I see that my former party continues to try to move away from me. Mario Rubio has stated that it is OK for parents to teach different "theories" of the Earth's age. Sorry, Mario, the only theory is that the Earth's age is appx 4.6B years old. The other "theories" are Bible verses re 6 days of Creation and a 1-day Layoff, over Bishop Ussher's 4004BC creation date, based on his analysis of Genesis.
ReplyDeleteI suppose it will be ok then to teach that 1 + 1 = 3 or that the earth is the center of the universe and everything revolves around it. It's no wonder Asia is eating us for lunch when it comes to science.
DeleteI think I've told this one before, but in years past, some legislature in a heartland state set out to deal with the fact that pi is an inconvenient number. They decided to declare that it would be equal to 3.00 instead of 3.14156. . . Fortunately, saner minds prevailed, a good thing, because otherwise, in order to comply with legislation, all the wheels would have had to become hexagonal.

Dataset entries:
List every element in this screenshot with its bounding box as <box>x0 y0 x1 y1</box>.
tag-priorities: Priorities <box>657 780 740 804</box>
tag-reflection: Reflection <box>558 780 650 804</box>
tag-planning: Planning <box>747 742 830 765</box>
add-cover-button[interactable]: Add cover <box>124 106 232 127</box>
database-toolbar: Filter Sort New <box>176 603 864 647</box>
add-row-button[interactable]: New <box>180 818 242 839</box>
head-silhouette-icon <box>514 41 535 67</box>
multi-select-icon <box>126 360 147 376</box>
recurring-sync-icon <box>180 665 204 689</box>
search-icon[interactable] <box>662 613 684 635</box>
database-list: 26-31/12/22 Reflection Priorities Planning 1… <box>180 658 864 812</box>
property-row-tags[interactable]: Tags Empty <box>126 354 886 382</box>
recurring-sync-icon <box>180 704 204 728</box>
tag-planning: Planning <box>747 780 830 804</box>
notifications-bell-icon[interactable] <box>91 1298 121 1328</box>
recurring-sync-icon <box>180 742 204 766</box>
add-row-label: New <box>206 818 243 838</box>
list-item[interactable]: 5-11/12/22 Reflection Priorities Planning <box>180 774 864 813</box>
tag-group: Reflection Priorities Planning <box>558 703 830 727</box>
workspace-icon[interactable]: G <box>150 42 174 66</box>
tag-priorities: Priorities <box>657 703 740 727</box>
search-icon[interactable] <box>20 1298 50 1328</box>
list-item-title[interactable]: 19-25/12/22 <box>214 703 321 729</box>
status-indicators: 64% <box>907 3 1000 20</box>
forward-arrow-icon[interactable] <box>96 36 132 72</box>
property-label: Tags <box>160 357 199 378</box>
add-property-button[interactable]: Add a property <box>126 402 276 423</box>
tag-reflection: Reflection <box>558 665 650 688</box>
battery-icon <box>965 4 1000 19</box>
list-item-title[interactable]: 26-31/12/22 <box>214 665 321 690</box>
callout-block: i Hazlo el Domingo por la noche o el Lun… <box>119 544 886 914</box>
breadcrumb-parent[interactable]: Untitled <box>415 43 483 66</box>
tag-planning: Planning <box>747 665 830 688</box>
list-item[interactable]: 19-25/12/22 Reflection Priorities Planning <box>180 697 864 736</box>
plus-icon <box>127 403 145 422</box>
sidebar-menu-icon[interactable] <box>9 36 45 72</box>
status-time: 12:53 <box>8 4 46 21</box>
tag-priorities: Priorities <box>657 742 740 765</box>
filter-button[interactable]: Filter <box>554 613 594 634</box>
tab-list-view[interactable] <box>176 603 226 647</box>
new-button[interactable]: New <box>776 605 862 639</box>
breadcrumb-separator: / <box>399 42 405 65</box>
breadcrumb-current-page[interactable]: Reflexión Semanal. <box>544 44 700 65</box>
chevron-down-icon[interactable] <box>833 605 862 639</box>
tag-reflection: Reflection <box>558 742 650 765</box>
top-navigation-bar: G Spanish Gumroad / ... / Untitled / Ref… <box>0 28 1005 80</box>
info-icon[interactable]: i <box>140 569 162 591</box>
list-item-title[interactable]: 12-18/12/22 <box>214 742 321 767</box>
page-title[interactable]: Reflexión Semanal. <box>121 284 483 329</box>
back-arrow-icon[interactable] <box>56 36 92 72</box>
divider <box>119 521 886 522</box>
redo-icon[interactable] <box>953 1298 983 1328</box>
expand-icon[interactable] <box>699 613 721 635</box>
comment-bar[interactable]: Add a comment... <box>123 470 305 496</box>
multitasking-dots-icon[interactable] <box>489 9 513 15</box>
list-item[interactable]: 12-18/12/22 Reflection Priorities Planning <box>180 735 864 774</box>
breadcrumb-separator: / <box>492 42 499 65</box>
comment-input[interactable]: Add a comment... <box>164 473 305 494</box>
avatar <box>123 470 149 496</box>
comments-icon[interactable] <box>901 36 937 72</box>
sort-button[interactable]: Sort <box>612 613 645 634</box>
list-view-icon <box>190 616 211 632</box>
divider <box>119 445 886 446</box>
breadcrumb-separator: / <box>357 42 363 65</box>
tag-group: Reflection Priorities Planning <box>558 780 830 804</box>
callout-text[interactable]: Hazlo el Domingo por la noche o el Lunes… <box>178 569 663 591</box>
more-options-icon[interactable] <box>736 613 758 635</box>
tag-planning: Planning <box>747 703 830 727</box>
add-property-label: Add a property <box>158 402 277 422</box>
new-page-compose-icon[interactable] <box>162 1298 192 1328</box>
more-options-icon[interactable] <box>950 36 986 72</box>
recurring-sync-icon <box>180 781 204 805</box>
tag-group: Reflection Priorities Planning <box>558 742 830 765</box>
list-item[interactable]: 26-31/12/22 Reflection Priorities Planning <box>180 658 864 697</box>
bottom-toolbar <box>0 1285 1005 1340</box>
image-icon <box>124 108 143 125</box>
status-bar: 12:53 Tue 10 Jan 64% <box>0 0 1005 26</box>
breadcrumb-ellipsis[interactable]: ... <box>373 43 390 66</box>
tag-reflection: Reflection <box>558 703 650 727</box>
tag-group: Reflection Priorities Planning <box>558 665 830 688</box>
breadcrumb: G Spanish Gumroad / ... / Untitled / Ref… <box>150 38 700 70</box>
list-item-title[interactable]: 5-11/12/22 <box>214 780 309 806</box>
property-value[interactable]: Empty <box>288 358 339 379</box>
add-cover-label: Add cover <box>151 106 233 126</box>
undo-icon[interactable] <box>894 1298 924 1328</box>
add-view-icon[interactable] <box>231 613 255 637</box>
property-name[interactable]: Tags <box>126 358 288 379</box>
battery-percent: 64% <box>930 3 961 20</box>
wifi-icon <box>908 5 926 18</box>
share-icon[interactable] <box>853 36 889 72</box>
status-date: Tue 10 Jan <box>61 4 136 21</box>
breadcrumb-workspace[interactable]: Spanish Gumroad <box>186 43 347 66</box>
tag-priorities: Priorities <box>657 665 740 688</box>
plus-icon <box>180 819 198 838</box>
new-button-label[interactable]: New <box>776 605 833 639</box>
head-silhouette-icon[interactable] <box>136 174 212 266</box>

LIST OF TASKS:
a – According to the comments on teaching the Earth's age, what creation date did Bishop Ussher arrive at?
b – Resume the comments on teaching the Earth's age, picking up right after the last sentence shown.

RESULTS FOR EACH TASK:
a – 4004 BC, based on his analysis of Genesis.

b –
DeleteOops, did some altering myself: pi is 3.14159 . . .
DeleteHere is an article re retailers ruining Thanksgiving for shoppers and employees. I agree. They had stretched boundaries with early opening on Friday, then midnight, now on Thanksgiving into dinner hour. Interestingly, there is a backlash in some cases, coming not from employees, union or non-, but from stockholders. My backlash is to avoid shopping on Thanksgiving. I also avoid shopping during the weekend, but that's due to patience shortcomings.
ReplyDeletehttp://www.marketwatch.com/story/why-are-retailers-ruining-thanksgiving-2012-11-19
Hey Bob,
ReplyDeleteThank you. I well remember your stint in the hospital. It worked out for you, and will for Josh.
Not looking promising for Andy, but we'll see. I've dragged him back before.
I tell you, this has to be the best forum on the web...the stuff I learn!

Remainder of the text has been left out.